[BEGIN]
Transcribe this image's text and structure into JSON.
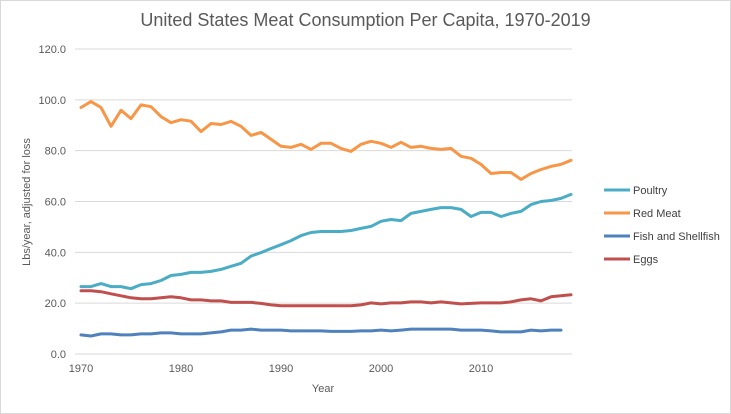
{
  "chart_data": {
    "type": "line",
    "title": "United States Meat Consumption Per Capita, 1970-2019",
    "xlabel": "Year",
    "ylabel": "Lbs/year, adjusted for loss",
    "xlim": [
      1970,
      2019
    ],
    "ylim": [
      0,
      120
    ],
    "yticks": [
      "0.0",
      "20.0",
      "40.0",
      "60.0",
      "80.0",
      "100.0",
      "120.0"
    ],
    "ytick_values": [
      0,
      20,
      40,
      60,
      80,
      100,
      120
    ],
    "xticks": [
      "1970",
      "1980",
      "1990",
      "2000",
      "2010"
    ],
    "xtick_values": [
      1970,
      1980,
      1990,
      2000,
      2010
    ],
    "grid": "horizontal",
    "legend_position": "right",
    "x": [
      1970,
      1971,
      1972,
      1973,
      1974,
      1975,
      1976,
      1977,
      1978,
      1979,
      1980,
      1981,
      1982,
      1983,
      1984,
      1985,
      1986,
      1987,
      1988,
      1989,
      1990,
      1991,
      1992,
      1993,
      1994,
      1995,
      1996,
      1997,
      1998,
      1999,
      2000,
      2001,
      2002,
      2003,
      2004,
      2005,
      2006,
      2007,
      2008,
      2009,
      2010,
      2011,
      2012,
      2013,
      2014,
      2015,
      2016,
      2017,
      2018,
      2019
    ],
    "series": [
      {
        "name": "Poultry",
        "color": "#4BACC6",
        "values": [
          26.5,
          26.5,
          27.7,
          26.5,
          26.5,
          25.7,
          27.3,
          27.7,
          28.9,
          30.9,
          31.3,
          32.1,
          32.1,
          32.5,
          33.3,
          34.5,
          35.7,
          38.5,
          39.9,
          41.5,
          43.0,
          44.6,
          46.6,
          47.8,
          48.2,
          48.2,
          48.2,
          48.6,
          49.4,
          50.2,
          52.2,
          52.9,
          52.5,
          55.3,
          56.1,
          56.9,
          57.6,
          57.6,
          56.9,
          54.1,
          55.7,
          55.7,
          54.1,
          55.3,
          56.1,
          58.8,
          60.0,
          60.4,
          61.2,
          62.8
        ]
      },
      {
        "name": "Red Meat",
        "color": "#F79646",
        "values": [
          97.0,
          99.3,
          97.0,
          89.6,
          95.9,
          92.6,
          98.0,
          97.3,
          93.4,
          91.0,
          92.2,
          91.6,
          87.5,
          90.7,
          90.3,
          91.5,
          89.6,
          86.0,
          87.2,
          84.5,
          81.7,
          81.3,
          82.5,
          80.5,
          82.9,
          82.9,
          80.9,
          79.7,
          82.5,
          83.7,
          82.9,
          81.3,
          83.3,
          81.3,
          81.7,
          80.9,
          80.5,
          80.9,
          77.8,
          77.0,
          74.6,
          71.0,
          71.4,
          71.4,
          68.7,
          71.0,
          72.6,
          73.8,
          74.6,
          76.2
        ]
      },
      {
        "name": "Fish and Shellfish",
        "color": "#4F81BD",
        "values": [
          7.5,
          7.1,
          7.9,
          7.9,
          7.5,
          7.5,
          7.9,
          7.9,
          8.3,
          8.3,
          7.9,
          7.9,
          7.9,
          8.3,
          8.7,
          9.4,
          9.4,
          9.8,
          9.4,
          9.4,
          9.4,
          9.1,
          9.1,
          9.1,
          9.1,
          8.9,
          8.9,
          8.9,
          9.1,
          9.1,
          9.4,
          9.1,
          9.4,
          9.8,
          9.8,
          9.8,
          9.8,
          9.8,
          9.4,
          9.4,
          9.4,
          9.1,
          8.7,
          8.7,
          8.7,
          9.4,
          9.1,
          9.4,
          9.4,
          null
        ]
      },
      {
        "name": "Eggs",
        "color": "#C0504D",
        "values": [
          24.9,
          24.9,
          24.5,
          23.7,
          22.9,
          22.1,
          21.7,
          21.7,
          22.1,
          22.5,
          22.1,
          21.3,
          21.3,
          20.9,
          20.9,
          20.3,
          20.3,
          20.3,
          19.9,
          19.3,
          19.0,
          19.0,
          19.0,
          19.0,
          19.0,
          19.0,
          19.0,
          19.0,
          19.3,
          20.1,
          19.7,
          20.1,
          20.1,
          20.5,
          20.5,
          20.1,
          20.5,
          20.1,
          19.7,
          19.9,
          20.1,
          20.1,
          20.1,
          20.5,
          21.3,
          21.7,
          20.9,
          22.5,
          22.9,
          23.3
        ]
      }
    ]
  }
}
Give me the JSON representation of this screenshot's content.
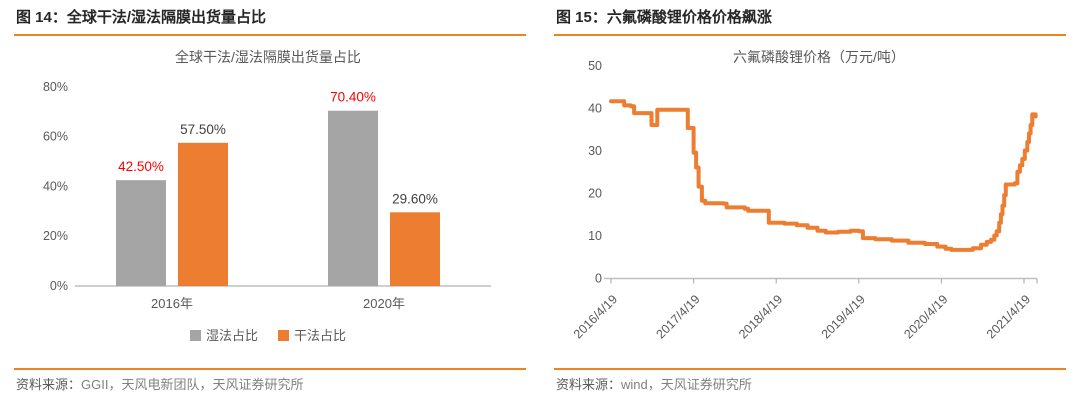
{
  "page": {
    "background": "#ffffff",
    "accent_orange": "#ED7D31",
    "rule_color": "#F0841C",
    "axis_color": "#BFBFBF",
    "text_gray": "#595959"
  },
  "left_panel": {
    "header": "图 14：全球干法/湿法隔膜出货量占比",
    "source_label": "资料来源：",
    "source_text": "GGII，天风电新团队，天风证券研究所"
  },
  "right_panel": {
    "header": "图 15：六氟磷酸锂价格价格飙涨",
    "source_label": "资料来源：",
    "source_text": "wind，天风证券研究所"
  },
  "chart_data": [
    {
      "type": "bar",
      "title": "全球干法/湿法隔膜出货量占比",
      "title_color": "#595959",
      "categories": [
        "2016年",
        "2020年"
      ],
      "series": [
        {
          "name": "湿法占比",
          "color": "#A5A5A5",
          "values": [
            42.5,
            70.4
          ],
          "labels": [
            "42.50%",
            "70.40%"
          ],
          "label_color": "#FF0000"
        },
        {
          "name": "干法占比",
          "color": "#ED7D31",
          "values": [
            57.5,
            29.6
          ],
          "labels": [
            "57.50%",
            "29.60%"
          ],
          "label_color": "#404040"
        }
      ],
      "ylim": [
        0,
        80
      ],
      "ytick_step": 20,
      "ytick_labels": [
        "0%",
        "20%",
        "40%",
        "60%",
        "80%"
      ],
      "grid": false,
      "legend_position": "bottom"
    },
    {
      "type": "line",
      "title": "六氟磷酸锂价格（万元/吨）",
      "title_color": "#595959",
      "series_name": "六氟磷酸锂价格",
      "color": "#ED7D31",
      "ylim": [
        0,
        50
      ],
      "ytick_step": 10,
      "ytick_labels": [
        "0",
        "10",
        "20",
        "30",
        "40",
        "50"
      ],
      "x_unit": "years_since_first_tick",
      "xlim": [
        0,
        5.2
      ],
      "xtick_positions": [
        0,
        1,
        2,
        3,
        4,
        5
      ],
      "xtick_labels": [
        "2016/4/19",
        "2017/4/19",
        "2018/4/19",
        "2019/4/19",
        "2020/4/19",
        "2021/4/19"
      ],
      "grid": false,
      "interpolation": "step-after",
      "points": [
        [
          0,
          41.6
        ],
        [
          0.13,
          41.6
        ],
        [
          0.16,
          40.6
        ],
        [
          0.24,
          40.4
        ],
        [
          0.28,
          38.8
        ],
        [
          0.46,
          38.8
        ],
        [
          0.49,
          36
        ],
        [
          0.53,
          36
        ],
        [
          0.56,
          39.6
        ],
        [
          0.9,
          39.6
        ],
        [
          0.93,
          35.3
        ],
        [
          0.97,
          35.3
        ],
        [
          1,
          29.5
        ],
        [
          1.03,
          26
        ],
        [
          1.06,
          21.5
        ],
        [
          1.1,
          18.2
        ],
        [
          1.14,
          17.6
        ],
        [
          1.36,
          17.5
        ],
        [
          1.4,
          16.6
        ],
        [
          1.62,
          16.3
        ],
        [
          1.66,
          15.8
        ],
        [
          1.87,
          15.8
        ],
        [
          1.91,
          13
        ],
        [
          2.1,
          12.8
        ],
        [
          2.25,
          12.4
        ],
        [
          2.38,
          11.8
        ],
        [
          2.5,
          11.1
        ],
        [
          2.6,
          10.7
        ],
        [
          2.75,
          10.9
        ],
        [
          2.9,
          11.1
        ],
        [
          3,
          11
        ],
        [
          3.05,
          9.4
        ],
        [
          3.2,
          9.1
        ],
        [
          3.4,
          8.8
        ],
        [
          3.6,
          8.3
        ],
        [
          3.8,
          8
        ],
        [
          3.95,
          7.4
        ],
        [
          4.05,
          6.9
        ],
        [
          4.12,
          6.6
        ],
        [
          4.28,
          6.6
        ],
        [
          4.38,
          7
        ],
        [
          4.48,
          7.8
        ],
        [
          4.55,
          8.5
        ],
        [
          4.6,
          9
        ],
        [
          4.64,
          10
        ],
        [
          4.67,
          11
        ],
        [
          4.7,
          13
        ],
        [
          4.72,
          15
        ],
        [
          4.74,
          17
        ],
        [
          4.76,
          19.5
        ],
        [
          4.78,
          22
        ],
        [
          4.89,
          22.3
        ],
        [
          4.92,
          25
        ],
        [
          4.95,
          26.5
        ],
        [
          4.98,
          28
        ],
        [
          5.01,
          30
        ],
        [
          5.04,
          32
        ],
        [
          5.06,
          34
        ],
        [
          5.08,
          36
        ],
        [
          5.1,
          38.5
        ],
        [
          5.14,
          38
        ]
      ]
    }
  ]
}
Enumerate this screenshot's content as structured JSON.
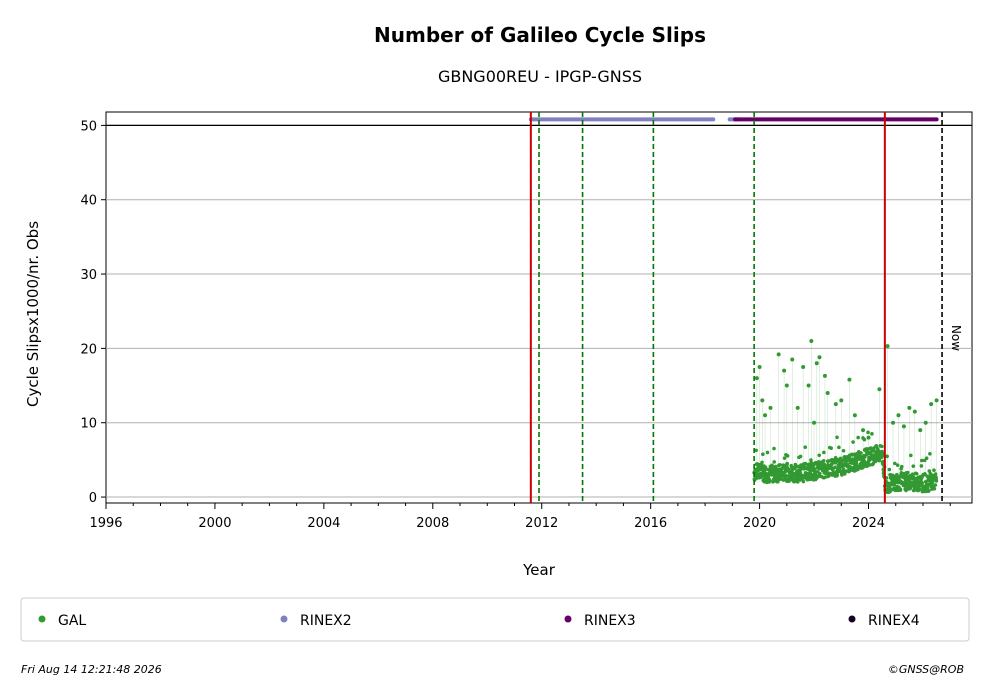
{
  "chart_data": {
    "type": "scatter",
    "title": "Number of Galileo Cycle Slips",
    "subtitle": "GBNG00REU - IPGP-GNSS",
    "xlabel": "Year",
    "ylabel": "Cycle Slipsx1000/nr. Obs",
    "xlim": [
      1996,
      2027.8
    ],
    "ylim": [
      -0.8,
      51.8
    ],
    "xticks": [
      1996,
      2000,
      2004,
      2008,
      2012,
      2016,
      2020,
      2024
    ],
    "yticks": [
      0,
      10,
      20,
      30,
      40,
      50
    ],
    "grid": "horizontal",
    "ceiling_line": 50,
    "events": {
      "red_solid": [
        2011.6,
        2024.6
      ],
      "green_dashed": [
        2011.9,
        2013.5,
        2016.1,
        2019.8
      ],
      "now_dashed": 2026.7,
      "now_label": "Now"
    },
    "file_availability": [
      {
        "name": "RINEX2",
        "color": "#8080c0",
        "y": 50.8,
        "ranges": [
          [
            2011.6,
            2018.3
          ],
          [
            2018.9,
            2019.2
          ]
        ]
      },
      {
        "name": "RINEX3",
        "color": "#660066",
        "y": 50.8,
        "ranges": [
          [
            2019.1,
            2026.5
          ]
        ]
      }
    ],
    "gal_trend": [
      [
        2019.8,
        3.2
      ],
      [
        2020.5,
        3.0
      ],
      [
        2021.0,
        3.2
      ],
      [
        2021.5,
        3.1
      ],
      [
        2022.0,
        3.4
      ],
      [
        2022.5,
        3.7
      ],
      [
        2023.0,
        4.0
      ],
      [
        2023.5,
        4.6
      ],
      [
        2024.0,
        5.3
      ],
      [
        2024.5,
        5.8
      ],
      [
        2024.62,
        1.6
      ],
      [
        2025.0,
        1.9
      ],
      [
        2025.5,
        2.0
      ],
      [
        2026.0,
        1.8
      ],
      [
        2026.5,
        1.9
      ]
    ],
    "gal_outliers": [
      [
        2019.9,
        16
      ],
      [
        2020.0,
        17.5
      ],
      [
        2020.1,
        13
      ],
      [
        2020.2,
        11
      ],
      [
        2020.4,
        12
      ],
      [
        2020.7,
        19.2
      ],
      [
        2020.9,
        17
      ],
      [
        2021.0,
        15
      ],
      [
        2021.2,
        18.5
      ],
      [
        2021.4,
        12
      ],
      [
        2021.6,
        17.5
      ],
      [
        2021.8,
        15
      ],
      [
        2021.9,
        21
      ],
      [
        2022.0,
        10
      ],
      [
        2022.1,
        18
      ],
      [
        2022.2,
        18.8
      ],
      [
        2022.4,
        16.3
      ],
      [
        2022.5,
        14
      ],
      [
        2022.8,
        12.5
      ],
      [
        2023.0,
        13
      ],
      [
        2023.3,
        15.8
      ],
      [
        2023.5,
        11
      ],
      [
        2023.8,
        9
      ],
      [
        2024.0,
        8
      ],
      [
        2024.4,
        14.5
      ],
      [
        2024.7,
        20.3
      ],
      [
        2024.9,
        10
      ],
      [
        2025.1,
        11
      ],
      [
        2025.3,
        9.5
      ],
      [
        2025.5,
        12
      ],
      [
        2025.7,
        11.5
      ],
      [
        2025.9,
        9
      ],
      [
        2026.1,
        10
      ],
      [
        2026.3,
        12.5
      ],
      [
        2026.5,
        13
      ]
    ],
    "legend": [
      {
        "label": "GAL",
        "color": "#339933"
      },
      {
        "label": "RINEX2",
        "color": "#8080c0"
      },
      {
        "label": "RINEX3",
        "color": "#660066"
      },
      {
        "label": "RINEX4",
        "color": "#1a0022"
      }
    ],
    "legend_position": "bottom",
    "footer_left": "Fri Aug 14 12:21:48 2026",
    "footer_right": "©GNSS@ROB"
  }
}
[END]
Stated goal: Give only the number of lines in the data that include the string "screenshot".

Result for this task: 2